EXERCISES:
1. From the post on the OKD cluster upgrade, repeat the passage starting with "What we had" and going on through "in OKD cluster.".
2. Answer these questions from the post on the OKD cluster upgrade:
(a) Which OKD version was the stable cluster running on?
(b) Which two tools were set up with the help of openshift-ansible playbooks?
(c) Which OKD version was going to ship with built-in Prometheus Cluster Monitoring?

This blog post and others in the series are going to be about the OpenShift cluster upgrade that our team performed for CentOS Container Pipeline during December 2018. To find all the blogs on the topic, check the openshift_upgrade_2018 tag.

OpenShift Origin was renamed to OKD (Origin Community Distribution of Kubernetes) so I’ll be using the term OKD in this and future posts to refer to OpenShift Origin.

What we had Link to heading

We had a stable and functional OKD cluster running on OKD 3.9 that was being used as the base for CentOS Container Pipeline service. Having things stable at infrastructure level was still a new thing for us. Before we revamped the CentOS Container Pipeline to run on top of OKD, things were quite shaky. We used to keep firefighting most of the time because the heterogeneous cluster was far from stable!

We had setup Prometheus and Grafana with the help of openshift-ansible playbooks. We also had a custom Grafana dashboard to monitor the number of builds (both successful and failed), the number of builds in different OKD stages like New, Pending, Running, Complete and Failed, and a graphical representation of the amount of free memory on the nodes in OKD cluster.

What we wanted Link to heading

We wanted more monitoring and alerting. In the sense, we wanted to be notified when some build is taking a long time, or when there are more than x failed builds in a short duration, or if there were more than x builds hanging around in Pending state, so on and so forth. The intention was to be able to stay on top of things unlike how screwed up they were in earlier architecture where many times it was the users who notified us about something blowing up in our environment while we were busy writing new bugs (read ‘features’). 😉

The Plan Link to heading

As mentioned earlier, we were already using Prometheus for monitoring and had to configure Alert Manager to add rules based on which it would send us alerts. But instead of doing that, we stumbled upon the fact that OKD 3.11 was going to ship with built-in Prometheus Cluster Monitoring and we thought to ourselves, let’s use this instead of writing our own rules.

To be honest, the assumption was that, in OKD 3.11, Prometheus would have some default set of rules which would make our job easier. Now making assumptions is probably never a good idea in software engineering. But we still managed to do that.

Stored data entries

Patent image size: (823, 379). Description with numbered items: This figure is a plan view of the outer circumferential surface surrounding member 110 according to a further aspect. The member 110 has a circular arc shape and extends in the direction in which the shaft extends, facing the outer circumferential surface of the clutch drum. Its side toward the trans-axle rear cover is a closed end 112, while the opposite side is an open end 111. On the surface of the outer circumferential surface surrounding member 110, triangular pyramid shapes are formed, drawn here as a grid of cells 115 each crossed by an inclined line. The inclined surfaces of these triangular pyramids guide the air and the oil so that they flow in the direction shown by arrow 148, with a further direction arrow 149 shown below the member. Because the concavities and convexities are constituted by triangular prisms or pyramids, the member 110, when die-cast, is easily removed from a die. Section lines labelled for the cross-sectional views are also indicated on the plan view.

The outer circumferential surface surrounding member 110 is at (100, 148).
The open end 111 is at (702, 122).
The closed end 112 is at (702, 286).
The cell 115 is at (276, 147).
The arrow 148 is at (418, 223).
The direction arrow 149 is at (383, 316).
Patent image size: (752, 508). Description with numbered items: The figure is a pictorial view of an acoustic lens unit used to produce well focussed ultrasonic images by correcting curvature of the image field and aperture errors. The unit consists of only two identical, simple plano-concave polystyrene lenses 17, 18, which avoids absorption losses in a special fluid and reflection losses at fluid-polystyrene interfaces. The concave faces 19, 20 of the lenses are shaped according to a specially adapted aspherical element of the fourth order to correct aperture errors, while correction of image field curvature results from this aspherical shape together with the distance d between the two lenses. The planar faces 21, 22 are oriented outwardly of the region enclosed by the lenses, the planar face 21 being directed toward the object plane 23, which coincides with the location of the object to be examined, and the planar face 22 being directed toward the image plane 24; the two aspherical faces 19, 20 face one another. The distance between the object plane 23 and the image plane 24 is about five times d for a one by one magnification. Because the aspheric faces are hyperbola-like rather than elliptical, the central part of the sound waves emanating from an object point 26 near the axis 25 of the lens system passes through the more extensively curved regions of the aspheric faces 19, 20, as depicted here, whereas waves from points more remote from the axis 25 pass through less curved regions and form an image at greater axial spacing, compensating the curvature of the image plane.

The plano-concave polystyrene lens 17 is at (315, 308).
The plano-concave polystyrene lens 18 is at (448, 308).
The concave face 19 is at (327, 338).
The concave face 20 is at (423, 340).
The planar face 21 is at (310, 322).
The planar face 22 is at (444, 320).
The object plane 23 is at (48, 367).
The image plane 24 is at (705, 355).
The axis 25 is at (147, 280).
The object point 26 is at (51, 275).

COMPLETED EXERCISE:
1.
What we had Link to heading

We had a stable and functional OKD cluster running on OKD 3.9 that was being used as the base for CentOS Container Pipeline service. Having things stable at infrastructure level was still a new thing for us. Before we revamped the CentOS Container Pipeline to run on top of OKD, things were quite shaky. We used to keep firefighting most of the time because the heterogeneous cluster was far from stable!

We had setup Prometheus and Grafana with the help of openshift-ansible playbooks. We also had a custom Grafana dashboard to monitor the number of builds (both successful and failed), the number of builds in different OKD stages like New, Pending, Running, Complete and Failed, and a graphical representation of the amount of free memory on the nodes in OKD cluster.

2.
(a) OKD 3.9
(b) Prometheus and Grafana
(c) OKD 3.11